┌────────

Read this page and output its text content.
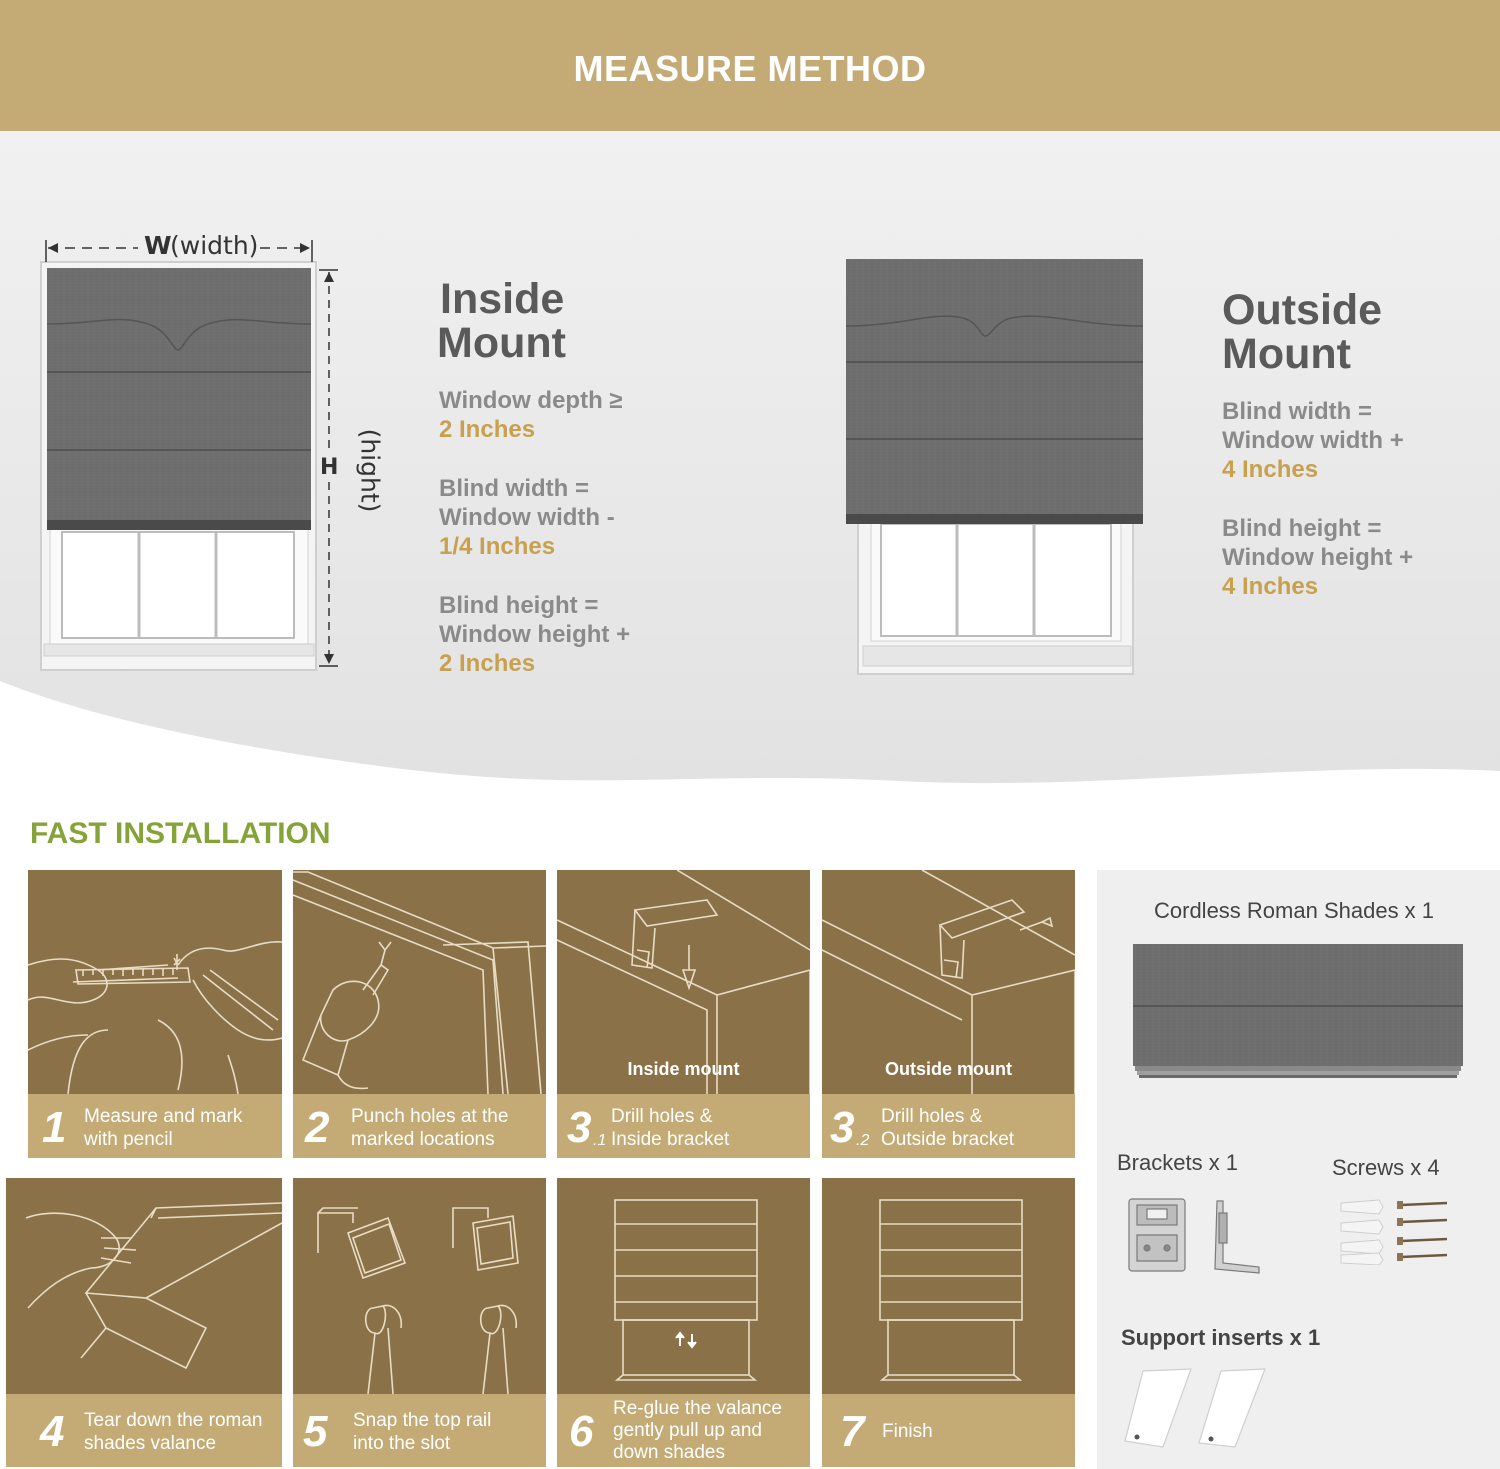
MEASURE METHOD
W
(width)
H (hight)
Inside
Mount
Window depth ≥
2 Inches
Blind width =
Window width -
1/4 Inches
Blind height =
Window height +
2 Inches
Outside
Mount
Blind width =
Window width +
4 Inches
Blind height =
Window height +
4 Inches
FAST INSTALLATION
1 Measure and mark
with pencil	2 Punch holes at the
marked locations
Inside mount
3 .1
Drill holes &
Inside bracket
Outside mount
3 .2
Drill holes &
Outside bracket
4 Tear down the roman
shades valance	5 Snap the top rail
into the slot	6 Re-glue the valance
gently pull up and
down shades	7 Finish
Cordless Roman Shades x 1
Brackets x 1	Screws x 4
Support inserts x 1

└────────
┌────────

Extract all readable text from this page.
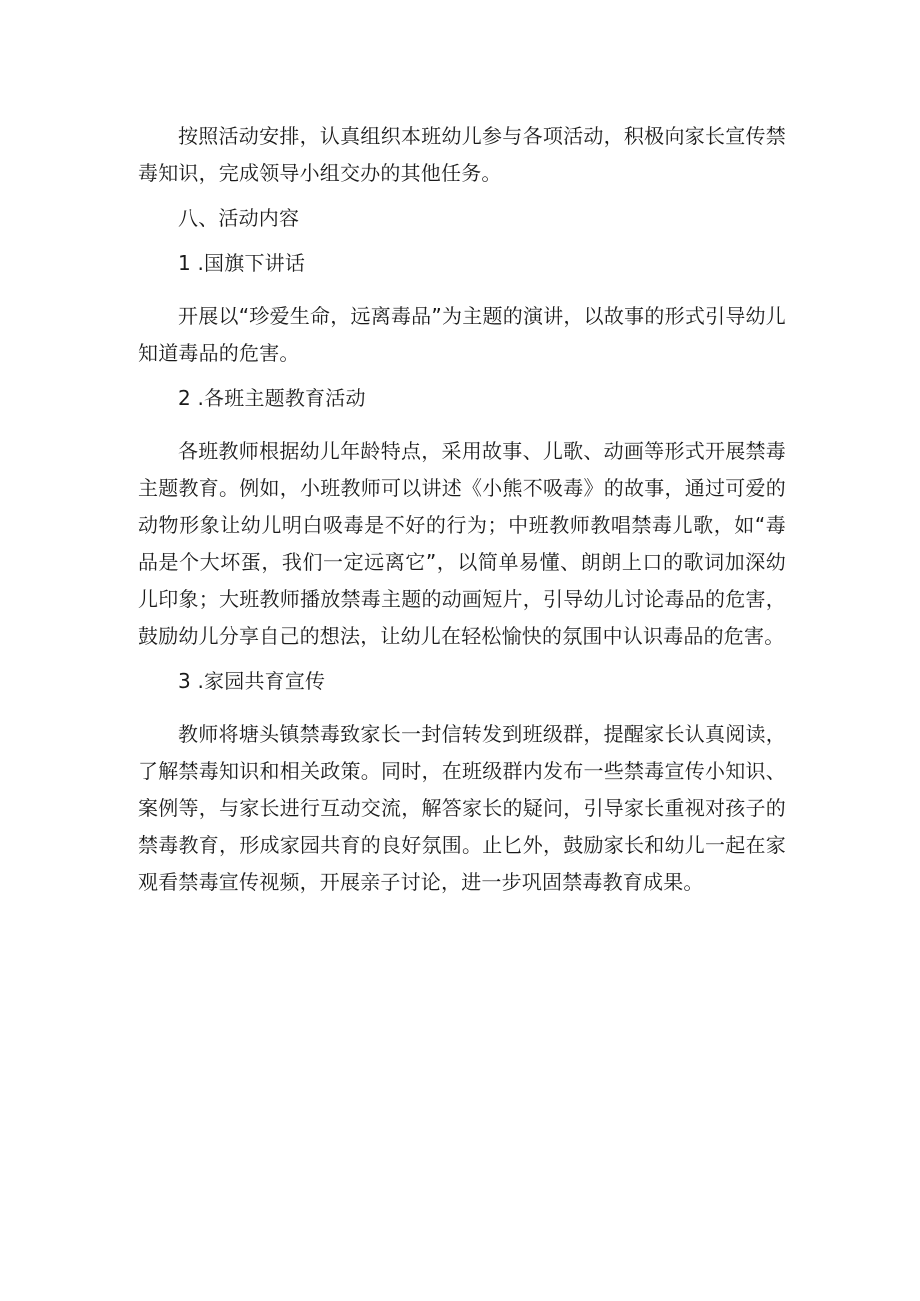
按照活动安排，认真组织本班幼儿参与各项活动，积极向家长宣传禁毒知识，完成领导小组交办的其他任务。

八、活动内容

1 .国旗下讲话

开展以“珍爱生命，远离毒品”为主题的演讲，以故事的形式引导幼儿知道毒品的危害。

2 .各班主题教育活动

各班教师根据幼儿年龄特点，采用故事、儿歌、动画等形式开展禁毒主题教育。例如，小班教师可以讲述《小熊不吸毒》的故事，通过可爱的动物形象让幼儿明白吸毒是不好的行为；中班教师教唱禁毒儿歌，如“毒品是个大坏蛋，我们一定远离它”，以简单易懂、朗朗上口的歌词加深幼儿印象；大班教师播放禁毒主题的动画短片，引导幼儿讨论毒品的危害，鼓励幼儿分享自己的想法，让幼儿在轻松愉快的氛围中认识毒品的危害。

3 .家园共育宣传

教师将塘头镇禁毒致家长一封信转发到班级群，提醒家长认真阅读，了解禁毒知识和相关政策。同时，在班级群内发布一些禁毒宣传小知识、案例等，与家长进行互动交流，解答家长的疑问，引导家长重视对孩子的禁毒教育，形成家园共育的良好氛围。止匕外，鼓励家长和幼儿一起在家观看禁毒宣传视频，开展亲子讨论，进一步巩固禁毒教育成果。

└────────

Required task:
Consider the entries above and return each line with the string "Window".

Answer to this problem:
Window depth ≥
Window width -
Window height +
Window width +
Window height +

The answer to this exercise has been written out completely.